#### SUPPLIED RECORDS
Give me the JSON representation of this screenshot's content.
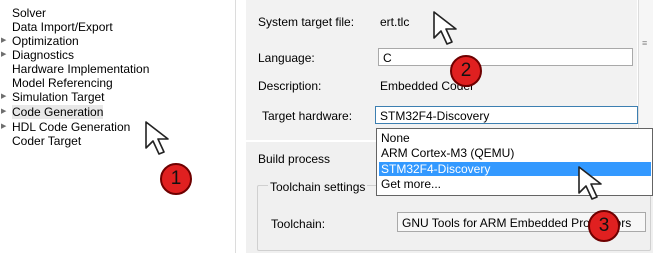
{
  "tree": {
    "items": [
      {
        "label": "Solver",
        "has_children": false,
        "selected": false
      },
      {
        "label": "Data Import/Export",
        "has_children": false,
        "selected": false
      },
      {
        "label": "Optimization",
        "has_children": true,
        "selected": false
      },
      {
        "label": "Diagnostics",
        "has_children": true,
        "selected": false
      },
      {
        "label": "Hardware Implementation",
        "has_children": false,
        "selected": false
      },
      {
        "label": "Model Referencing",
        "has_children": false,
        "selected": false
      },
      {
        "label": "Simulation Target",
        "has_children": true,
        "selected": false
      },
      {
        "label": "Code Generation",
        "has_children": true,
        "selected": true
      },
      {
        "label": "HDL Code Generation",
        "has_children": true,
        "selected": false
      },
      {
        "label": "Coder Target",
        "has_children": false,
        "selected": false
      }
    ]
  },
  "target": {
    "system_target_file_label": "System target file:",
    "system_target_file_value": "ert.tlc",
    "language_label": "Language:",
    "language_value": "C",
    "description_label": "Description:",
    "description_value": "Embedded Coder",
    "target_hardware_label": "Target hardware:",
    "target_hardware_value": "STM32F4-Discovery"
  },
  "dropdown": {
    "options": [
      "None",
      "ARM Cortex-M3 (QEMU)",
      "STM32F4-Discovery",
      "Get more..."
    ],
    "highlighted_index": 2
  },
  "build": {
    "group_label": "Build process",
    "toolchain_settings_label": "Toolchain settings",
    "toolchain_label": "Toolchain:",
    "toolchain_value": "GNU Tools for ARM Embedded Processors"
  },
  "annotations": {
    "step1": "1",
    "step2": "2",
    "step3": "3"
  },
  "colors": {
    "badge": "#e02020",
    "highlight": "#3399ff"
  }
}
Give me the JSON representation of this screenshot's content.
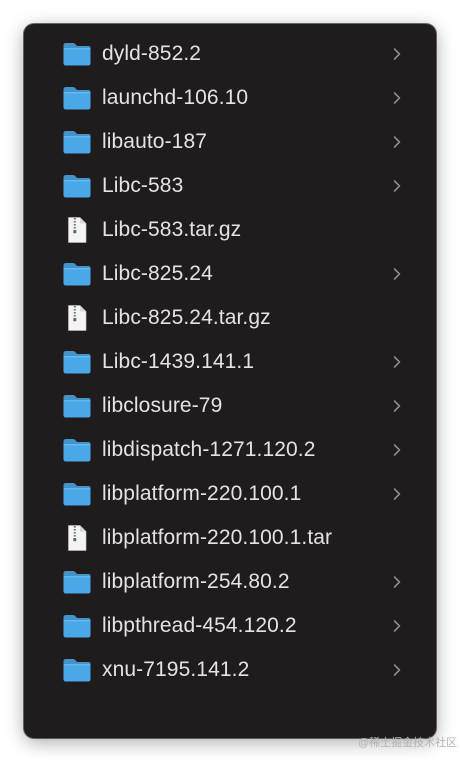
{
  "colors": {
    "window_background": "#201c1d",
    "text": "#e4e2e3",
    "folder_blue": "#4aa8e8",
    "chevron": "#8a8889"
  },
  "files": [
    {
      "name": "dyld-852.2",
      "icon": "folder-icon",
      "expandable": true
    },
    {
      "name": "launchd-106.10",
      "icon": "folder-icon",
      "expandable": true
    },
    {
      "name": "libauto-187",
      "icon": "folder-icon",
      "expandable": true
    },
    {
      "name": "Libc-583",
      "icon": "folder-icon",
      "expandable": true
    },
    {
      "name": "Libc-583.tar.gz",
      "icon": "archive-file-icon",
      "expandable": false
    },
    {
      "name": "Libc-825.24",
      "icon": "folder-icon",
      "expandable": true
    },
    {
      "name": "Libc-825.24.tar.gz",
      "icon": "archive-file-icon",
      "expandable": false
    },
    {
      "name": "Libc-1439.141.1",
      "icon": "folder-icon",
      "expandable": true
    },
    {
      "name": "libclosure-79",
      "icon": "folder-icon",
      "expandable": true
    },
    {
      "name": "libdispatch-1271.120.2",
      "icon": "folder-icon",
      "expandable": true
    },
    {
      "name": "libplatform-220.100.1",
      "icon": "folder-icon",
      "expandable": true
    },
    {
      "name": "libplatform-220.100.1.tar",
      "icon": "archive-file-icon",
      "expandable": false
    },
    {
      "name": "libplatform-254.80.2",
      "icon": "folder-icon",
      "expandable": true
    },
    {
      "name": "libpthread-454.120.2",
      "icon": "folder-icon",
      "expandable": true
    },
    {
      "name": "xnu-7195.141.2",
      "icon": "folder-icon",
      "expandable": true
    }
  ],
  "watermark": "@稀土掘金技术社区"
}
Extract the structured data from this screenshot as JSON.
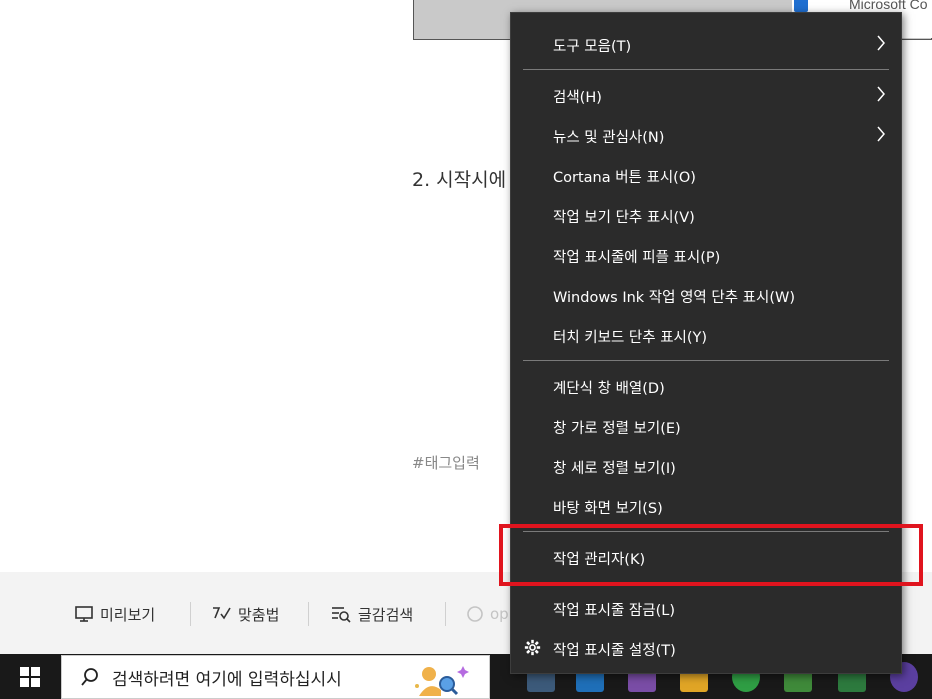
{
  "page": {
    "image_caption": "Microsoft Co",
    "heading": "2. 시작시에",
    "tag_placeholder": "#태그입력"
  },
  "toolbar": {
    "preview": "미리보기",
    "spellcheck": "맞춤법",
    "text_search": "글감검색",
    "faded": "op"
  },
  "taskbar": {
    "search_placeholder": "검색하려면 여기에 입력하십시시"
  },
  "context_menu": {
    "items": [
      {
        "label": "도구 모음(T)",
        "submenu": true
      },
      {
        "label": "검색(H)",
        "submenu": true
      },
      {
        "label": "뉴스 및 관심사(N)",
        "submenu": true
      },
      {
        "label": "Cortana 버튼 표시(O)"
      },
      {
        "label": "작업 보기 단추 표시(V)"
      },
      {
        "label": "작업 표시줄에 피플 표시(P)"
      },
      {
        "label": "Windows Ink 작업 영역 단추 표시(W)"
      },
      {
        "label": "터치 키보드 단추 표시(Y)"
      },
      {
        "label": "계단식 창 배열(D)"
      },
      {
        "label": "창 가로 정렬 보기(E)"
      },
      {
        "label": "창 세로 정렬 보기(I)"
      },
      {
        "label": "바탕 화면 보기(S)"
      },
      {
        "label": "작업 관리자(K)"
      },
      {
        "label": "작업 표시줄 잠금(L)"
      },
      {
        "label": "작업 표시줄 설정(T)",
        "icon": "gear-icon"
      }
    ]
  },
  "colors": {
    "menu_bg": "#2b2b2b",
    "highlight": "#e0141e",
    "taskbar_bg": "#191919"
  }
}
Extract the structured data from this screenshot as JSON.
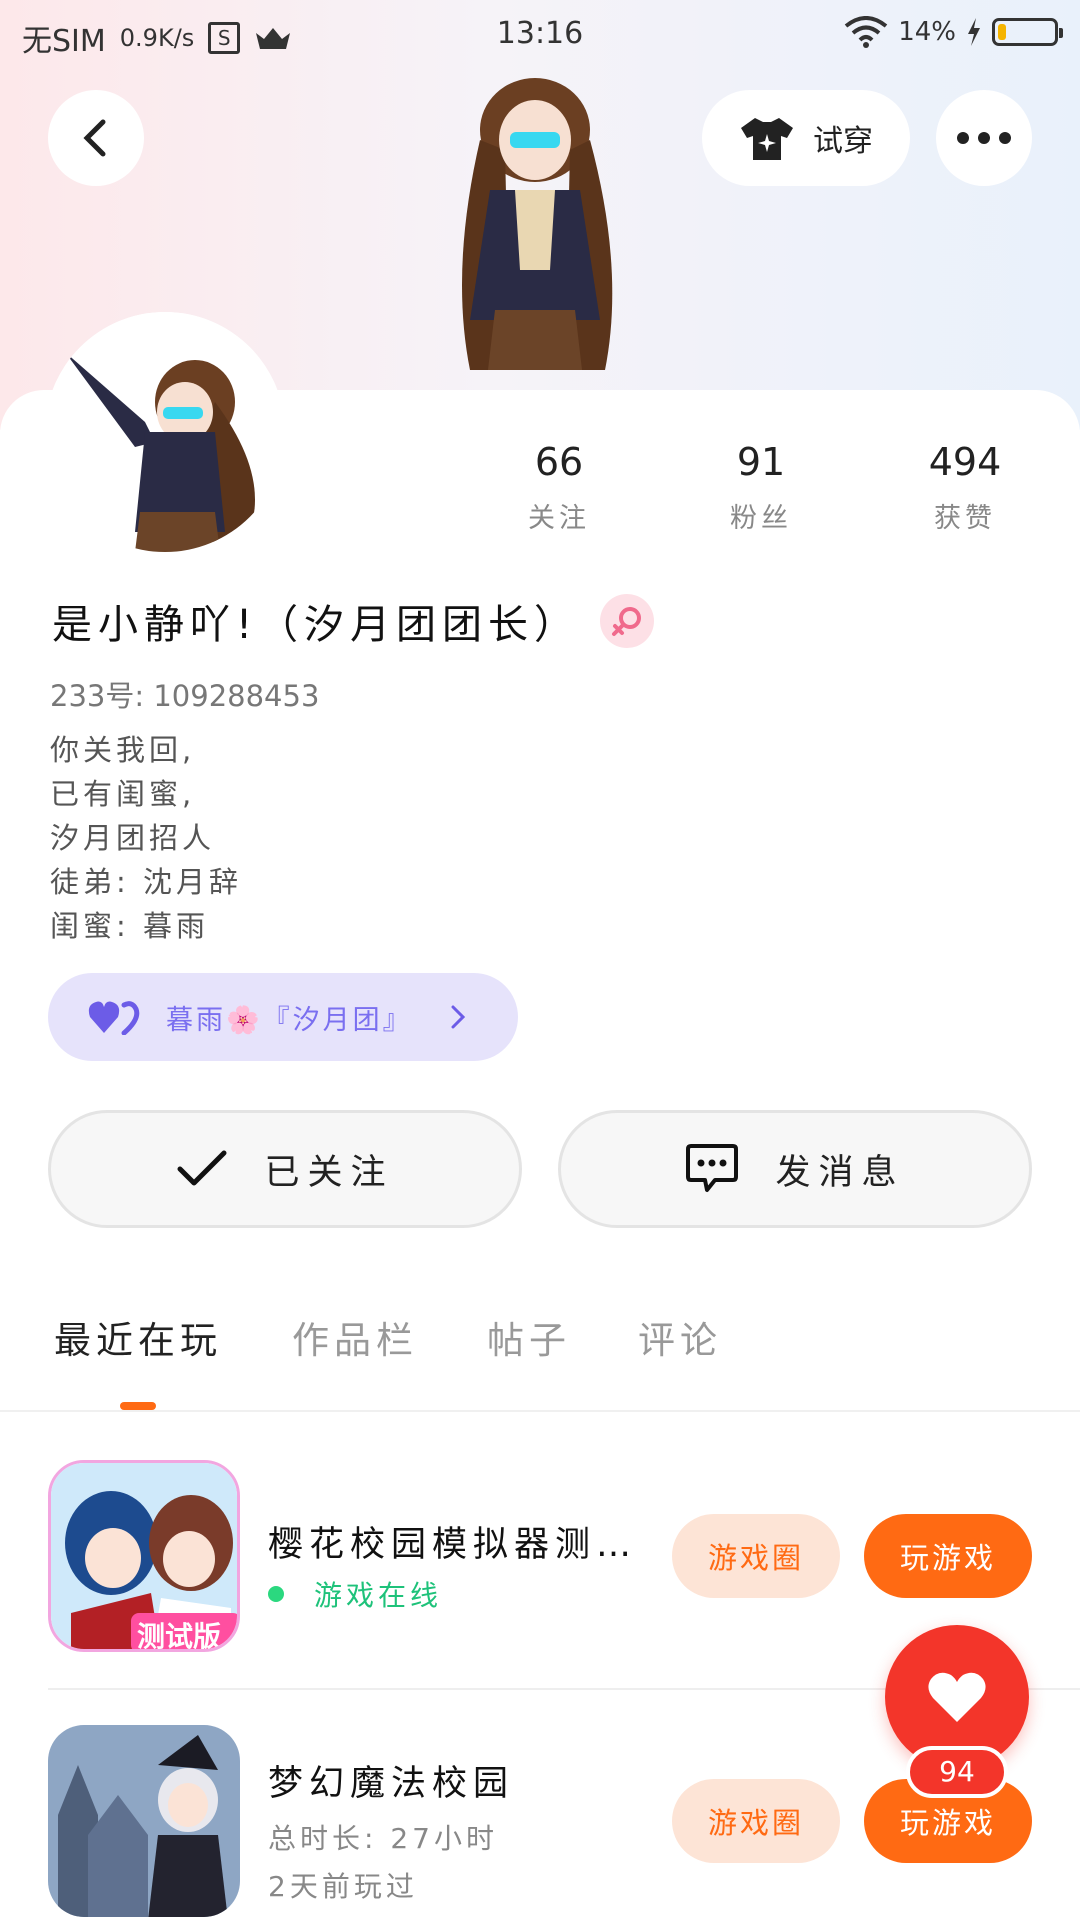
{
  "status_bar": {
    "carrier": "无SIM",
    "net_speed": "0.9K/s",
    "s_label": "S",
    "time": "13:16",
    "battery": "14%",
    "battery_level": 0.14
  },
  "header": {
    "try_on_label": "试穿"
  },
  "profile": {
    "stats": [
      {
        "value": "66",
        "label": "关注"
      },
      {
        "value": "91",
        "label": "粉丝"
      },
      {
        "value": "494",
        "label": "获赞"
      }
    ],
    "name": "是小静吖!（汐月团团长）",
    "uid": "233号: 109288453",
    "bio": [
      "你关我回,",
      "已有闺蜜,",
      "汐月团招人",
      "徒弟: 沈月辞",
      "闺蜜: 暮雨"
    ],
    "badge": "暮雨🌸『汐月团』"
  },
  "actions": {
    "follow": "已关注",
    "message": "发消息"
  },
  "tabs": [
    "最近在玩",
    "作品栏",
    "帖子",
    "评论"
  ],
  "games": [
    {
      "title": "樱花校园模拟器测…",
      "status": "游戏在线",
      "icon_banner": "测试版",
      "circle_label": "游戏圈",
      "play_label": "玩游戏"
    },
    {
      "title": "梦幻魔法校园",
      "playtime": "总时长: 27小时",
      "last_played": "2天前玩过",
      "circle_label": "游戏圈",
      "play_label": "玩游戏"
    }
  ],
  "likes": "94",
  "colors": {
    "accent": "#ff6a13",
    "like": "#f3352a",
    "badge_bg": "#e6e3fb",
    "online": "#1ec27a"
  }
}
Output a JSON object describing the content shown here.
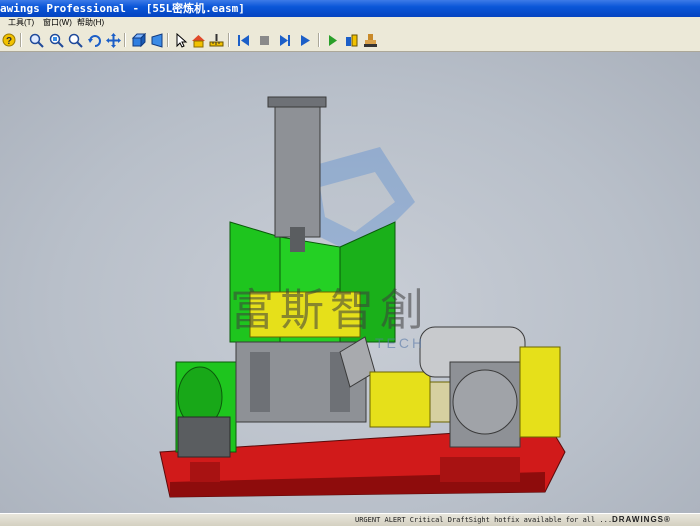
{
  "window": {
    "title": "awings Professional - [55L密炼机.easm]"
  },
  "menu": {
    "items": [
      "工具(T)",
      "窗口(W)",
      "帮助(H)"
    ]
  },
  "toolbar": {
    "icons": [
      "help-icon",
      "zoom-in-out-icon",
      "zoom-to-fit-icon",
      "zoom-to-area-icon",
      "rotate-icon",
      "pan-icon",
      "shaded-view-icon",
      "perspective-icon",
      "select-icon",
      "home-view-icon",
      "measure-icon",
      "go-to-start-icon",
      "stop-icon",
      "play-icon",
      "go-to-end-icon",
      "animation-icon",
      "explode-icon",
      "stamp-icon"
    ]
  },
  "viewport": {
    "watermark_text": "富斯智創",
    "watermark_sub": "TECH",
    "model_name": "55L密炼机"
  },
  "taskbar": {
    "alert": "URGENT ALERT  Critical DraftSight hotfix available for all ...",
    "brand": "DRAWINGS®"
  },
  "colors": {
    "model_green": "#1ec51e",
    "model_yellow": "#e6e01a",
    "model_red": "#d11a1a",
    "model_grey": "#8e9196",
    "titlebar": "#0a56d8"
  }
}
########
_GIVEN INSTRUCTION_:
Transcribe all the data word for word; the images stay out.

_WRITTEN RESPONSE_:
Give me the JSON representation of this screenshot's content.
{
  "tree": {
    "items": [
      {
        "label": "Solver",
        "has_children": false,
        "selected": false
      },
      {
        "label": "Data Import/Export",
        "has_children": false,
        "selected": false
      },
      {
        "label": "Optimization",
        "has_children": true,
        "selected": false
      },
      {
        "label": "Diagnostics",
        "has_children": true,
        "selected": false
      },
      {
        "label": "Hardware Implementation",
        "has_children": false,
        "selected": false
      },
      {
        "label": "Model Referencing",
        "has_children": false,
        "selected": false
      },
      {
        "label": "Simulation Target",
        "has_children": true,
        "selected": false
      },
      {
        "label": "Code Generation",
        "has_children": true,
        "selected": true
      },
      {
        "label": "HDL Code Generation",
        "has_children": true,
        "selected": false
      },
      {
        "label": "Coder Target",
        "has_children": false,
        "selected": false
      }
    ]
  },
  "target": {
    "system_target_file_label": "System target file:",
    "system_target_file_value": "ert.tlc",
    "language_label": "Language:",
    "language_value": "C",
    "description_label": "Description:",
    "description_value": "Embedded Coder",
    "target_hardware_label": "Target hardware:",
    "target_hardware_value": "STM32F4-Discovery"
  },
  "dropdown": {
    "options": [
      "None",
      "ARM Cortex-M3 (QEMU)",
      "STM32F4-Discovery",
      "Get more..."
    ],
    "highlighted_index": 2
  },
  "build": {
    "group_label": "Build process",
    "toolchain_settings_label": "Toolchain settings",
    "toolchain_label": "Toolchain:",
    "toolchain_value": "GNU Tools for ARM Embedded Processors"
  },
  "annotations": {
    "step1": "1",
    "step2": "2",
    "step3": "3"
  },
  "colors": {
    "badge": "#e02020",
    "highlight": "#3399ff"
  }
}
Give me the JSON representation of this screenshot's content.
{
  "colors": {
    "window_background": "#201c1d",
    "text": "#e4e2e3",
    "folder_blue": "#4aa8e8",
    "chevron": "#8a8889"
  },
  "files": [
    {
      "name": "dyld-852.2",
      "icon": "folder-icon",
      "expandable": true
    },
    {
      "name": "launchd-106.10",
      "icon": "folder-icon",
      "expandable": true
    },
    {
      "name": "libauto-187",
      "icon": "folder-icon",
      "expandable": true
    },
    {
      "name": "Libc-583",
      "icon": "folder-icon",
      "expandable": true
    },
    {
      "name": "Libc-583.tar.gz",
      "icon": "archive-file-icon",
      "expandable": false
    },
    {
      "name": "Libc-825.24",
      "icon": "folder-icon",
      "expandable": true
    },
    {
      "name": "Libc-825.24.tar.gz",
      "icon": "archive-file-icon",
      "expandable": false
    },
    {
      "name": "Libc-1439.141.1",
      "icon": "folder-icon",
      "expandable": true
    },
    {
      "name": "libclosure-79",
      "icon": "folder-icon",
      "expandable": true
    },
    {
      "name": "libdispatch-1271.120.2",
      "icon": "folder-icon",
      "expandable": true
    },
    {
      "name": "libplatform-220.100.1",
      "icon": "folder-icon",
      "expandable": true
    },
    {
      "name": "libplatform-220.100.1.tar",
      "icon": "archive-file-icon",
      "expandable": false
    },
    {
      "name": "libplatform-254.80.2",
      "icon": "folder-icon",
      "expandable": true
    },
    {
      "name": "libpthread-454.120.2",
      "icon": "folder-icon",
      "expandable": true
    },
    {
      "name": "xnu-7195.141.2",
      "icon": "folder-icon",
      "expandable": true
    }
  ],
  "watermark": "@稀土掘金技术社区"
}
Extract the structured data from this screenshot as JSON.
{
  "page": {
    "image_caption": "Microsoft Co",
    "heading": "2. 시작시에",
    "tag_placeholder": "#태그입력"
  },
  "toolbar": {
    "preview": "미리보기",
    "spellcheck": "맞춤법",
    "text_search": "글감검색",
    "faded": "op"
  },
  "taskbar": {
    "search_placeholder": "검색하려면 여기에 입력하십시시"
  },
  "context_menu": {
    "items": [
      {
        "label": "도구 모음(T)",
        "submenu": true
      },
      {
        "label": "검색(H)",
        "submenu": true
      },
      {
        "label": "뉴스 및 관심사(N)",
        "submenu": true
      },
      {
        "label": "Cortana 버튼 표시(O)"
      },
      {
        "label": "작업 보기 단추 표시(V)"
      },
      {
        "label": "작업 표시줄에 피플 표시(P)"
      },
      {
        "label": "Windows Ink 작업 영역 단추 표시(W)"
      },
      {
        "label": "터치 키보드 단추 표시(Y)"
      },
      {
        "label": "계단식 창 배열(D)"
      },
      {
        "label": "창 가로 정렬 보기(E)"
      },
      {
        "label": "창 세로 정렬 보기(I)"
      },
      {
        "label": "바탕 화면 보기(S)"
      },
      {
        "label": "작업 관리자(K)"
      },
      {
        "label": "작업 표시줄 잠금(L)"
      },
      {
        "label": "작업 표시줄 설정(T)",
        "icon": "gear-icon"
      }
    ]
  },
  "colors": {
    "menu_bg": "#2b2b2b",
    "highlight": "#e0141e",
    "taskbar_bg": "#191919"
  }
}
Extract the structured data from this screenshot as JSON.
{
  "status_bar": {
    "carrier": "无SIM",
    "net_speed": "0.9K/s",
    "s_label": "S",
    "time": "13:16",
    "battery": "14%",
    "battery_level": 0.14
  },
  "header": {
    "try_on_label": "试穿"
  },
  "profile": {
    "stats": [
      {
        "value": "66",
        "label": "关注"
      },
      {
        "value": "91",
        "label": "粉丝"
      },
      {
        "value": "494",
        "label": "获赞"
      }
    ],
    "name": "是小静吖!（汐月团团长）",
    "uid": "233号: 109288453",
    "bio": [
      "你关我回,",
      "已有闺蜜,",
      "汐月团招人",
      "徒弟: 沈月辞",
      "闺蜜: 暮雨"
    ],
    "badge": "暮雨🌸『汐月团』"
  },
  "actions": {
    "follow": "已关注",
    "message": "发消息"
  },
  "tabs": [
    "最近在玩",
    "作品栏",
    "帖子",
    "评论"
  ],
  "games": [
    {
      "title": "樱花校园模拟器测…",
      "status": "游戏在线",
      "icon_banner": "测试版",
      "circle_label": "游戏圈",
      "play_label": "玩游戏"
    },
    {
      "title": "梦幻魔法校园",
      "playtime": "总时长: 27小时",
      "last_played": "2天前玩过",
      "circle_label": "游戏圈",
      "play_label": "玩游戏"
    }
  ],
  "likes": "94",
  "colors": {
    "accent": "#ff6a13",
    "like": "#f3352a",
    "badge_bg": "#e6e3fb",
    "online": "#1ec27a"
  }
}
Output a JSON object describing the content shown here.
{
  "window": {
    "title": "awings Professional - [55L密炼机.easm]"
  },
  "menu": {
    "items": [
      "工具(T)",
      "窗口(W)",
      "帮助(H)"
    ]
  },
  "toolbar": {
    "icons": [
      "help-icon",
      "zoom-in-out-icon",
      "zoom-to-fit-icon",
      "zoom-to-area-icon",
      "rotate-icon",
      "pan-icon",
      "shaded-view-icon",
      "perspective-icon",
      "select-icon",
      "home-view-icon",
      "measure-icon",
      "go-to-start-icon",
      "stop-icon",
      "play-icon",
      "go-to-end-icon",
      "animation-icon",
      "explode-icon",
      "stamp-icon"
    ]
  },
  "viewport": {
    "watermark_text": "富斯智創",
    "watermark_sub": "TECH",
    "model_name": "55L密炼机"
  },
  "taskbar": {
    "alert": "URGENT ALERT  Critical DraftSight hotfix available for all ...",
    "brand": "DRAWINGS®"
  },
  "colors": {
    "model_green": "#1ec51e",
    "model_yellow": "#e6e01a",
    "model_red": "#d11a1a",
    "model_grey": "#8e9196",
    "titlebar": "#0a56d8"
  }
}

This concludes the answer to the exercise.